__RECORDED DATA__:
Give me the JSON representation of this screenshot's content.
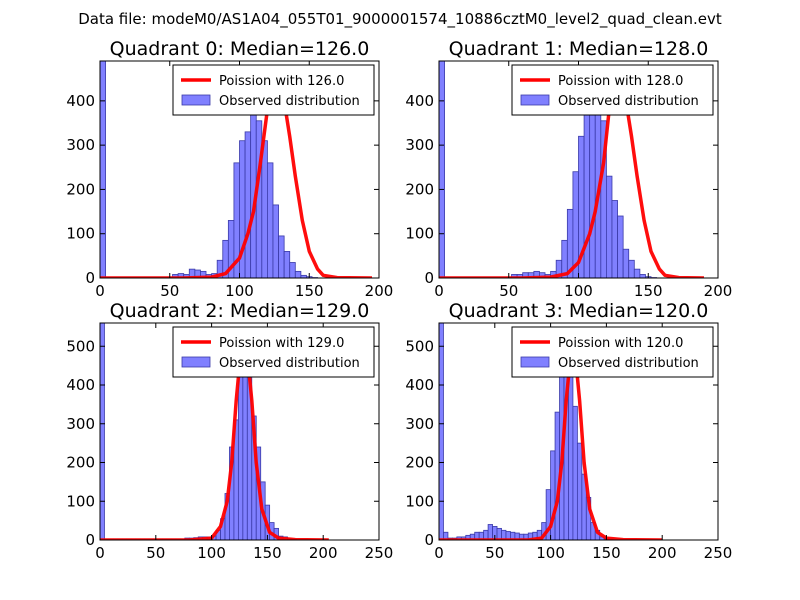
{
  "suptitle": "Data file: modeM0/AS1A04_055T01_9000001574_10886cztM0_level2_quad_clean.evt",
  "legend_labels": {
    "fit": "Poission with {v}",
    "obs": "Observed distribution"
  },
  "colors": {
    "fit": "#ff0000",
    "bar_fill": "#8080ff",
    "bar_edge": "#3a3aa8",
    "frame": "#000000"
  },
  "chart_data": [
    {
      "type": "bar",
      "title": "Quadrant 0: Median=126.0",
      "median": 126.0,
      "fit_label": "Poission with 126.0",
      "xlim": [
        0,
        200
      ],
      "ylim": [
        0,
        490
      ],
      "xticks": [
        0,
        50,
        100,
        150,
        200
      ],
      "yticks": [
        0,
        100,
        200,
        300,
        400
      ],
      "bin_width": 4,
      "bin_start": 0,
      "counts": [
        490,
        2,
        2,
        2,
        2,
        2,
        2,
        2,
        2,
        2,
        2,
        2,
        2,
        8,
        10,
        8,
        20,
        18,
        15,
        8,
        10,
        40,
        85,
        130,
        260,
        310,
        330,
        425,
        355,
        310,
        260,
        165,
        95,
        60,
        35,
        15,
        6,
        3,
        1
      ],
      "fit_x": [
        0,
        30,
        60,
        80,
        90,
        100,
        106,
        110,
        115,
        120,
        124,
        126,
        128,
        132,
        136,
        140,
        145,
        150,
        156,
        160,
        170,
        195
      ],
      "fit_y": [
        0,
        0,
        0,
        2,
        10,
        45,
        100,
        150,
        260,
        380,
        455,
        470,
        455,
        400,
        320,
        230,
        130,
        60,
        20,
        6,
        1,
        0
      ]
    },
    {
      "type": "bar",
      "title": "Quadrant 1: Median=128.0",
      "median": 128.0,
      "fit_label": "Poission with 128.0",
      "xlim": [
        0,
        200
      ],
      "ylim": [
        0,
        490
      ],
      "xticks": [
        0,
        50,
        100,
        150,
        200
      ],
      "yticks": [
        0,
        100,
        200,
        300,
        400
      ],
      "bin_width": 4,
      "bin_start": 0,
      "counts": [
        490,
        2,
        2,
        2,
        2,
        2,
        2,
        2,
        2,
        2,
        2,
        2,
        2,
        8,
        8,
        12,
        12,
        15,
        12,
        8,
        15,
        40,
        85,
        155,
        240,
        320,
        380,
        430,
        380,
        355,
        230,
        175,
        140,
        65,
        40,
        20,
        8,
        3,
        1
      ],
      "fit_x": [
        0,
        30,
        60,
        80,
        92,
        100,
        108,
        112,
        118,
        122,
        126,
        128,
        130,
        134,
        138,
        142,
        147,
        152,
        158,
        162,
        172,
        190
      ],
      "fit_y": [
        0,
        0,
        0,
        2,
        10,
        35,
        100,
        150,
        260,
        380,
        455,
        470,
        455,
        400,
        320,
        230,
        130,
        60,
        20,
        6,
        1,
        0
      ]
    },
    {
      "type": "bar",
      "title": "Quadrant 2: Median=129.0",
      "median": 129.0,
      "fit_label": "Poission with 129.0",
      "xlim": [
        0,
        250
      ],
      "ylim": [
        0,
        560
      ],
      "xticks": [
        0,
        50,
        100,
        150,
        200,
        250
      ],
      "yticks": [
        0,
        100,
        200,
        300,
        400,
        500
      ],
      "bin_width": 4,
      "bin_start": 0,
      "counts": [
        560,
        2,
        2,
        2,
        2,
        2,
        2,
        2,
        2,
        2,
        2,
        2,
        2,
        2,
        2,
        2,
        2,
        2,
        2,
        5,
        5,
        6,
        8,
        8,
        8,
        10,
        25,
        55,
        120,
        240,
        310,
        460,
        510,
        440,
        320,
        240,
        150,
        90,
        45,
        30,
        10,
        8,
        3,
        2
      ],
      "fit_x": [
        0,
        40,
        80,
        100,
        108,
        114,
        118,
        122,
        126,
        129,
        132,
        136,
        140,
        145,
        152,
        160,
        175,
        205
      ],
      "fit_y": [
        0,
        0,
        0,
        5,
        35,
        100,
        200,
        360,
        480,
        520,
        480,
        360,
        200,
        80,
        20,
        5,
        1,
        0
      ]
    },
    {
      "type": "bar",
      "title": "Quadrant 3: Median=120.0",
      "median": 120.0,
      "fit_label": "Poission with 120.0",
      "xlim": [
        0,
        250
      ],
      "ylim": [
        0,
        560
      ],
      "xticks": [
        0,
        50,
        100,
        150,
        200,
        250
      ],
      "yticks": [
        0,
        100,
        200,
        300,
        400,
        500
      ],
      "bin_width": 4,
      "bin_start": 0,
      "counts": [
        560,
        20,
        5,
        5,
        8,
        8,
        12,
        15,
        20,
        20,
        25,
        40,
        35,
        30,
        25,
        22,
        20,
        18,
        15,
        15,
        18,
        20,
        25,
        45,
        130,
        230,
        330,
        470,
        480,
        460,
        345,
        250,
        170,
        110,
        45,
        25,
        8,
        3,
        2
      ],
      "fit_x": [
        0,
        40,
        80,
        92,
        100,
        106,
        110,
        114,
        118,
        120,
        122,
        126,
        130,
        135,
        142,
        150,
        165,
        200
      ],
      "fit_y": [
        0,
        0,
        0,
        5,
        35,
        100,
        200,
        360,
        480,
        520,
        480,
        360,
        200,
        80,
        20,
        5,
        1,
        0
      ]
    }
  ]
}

__TASK DESCRIPTION__: Copy every line above that holds the word "Quadrant".

__SOLUTION TO THIS PROBLEM__:
      "title": "Quadrant 0: Median=126.0",
      "title": "Quadrant 1: Median=128.0",
      "title": "Quadrant 2: Median=129.0",
      "title": "Quadrant 3: Median=120.0",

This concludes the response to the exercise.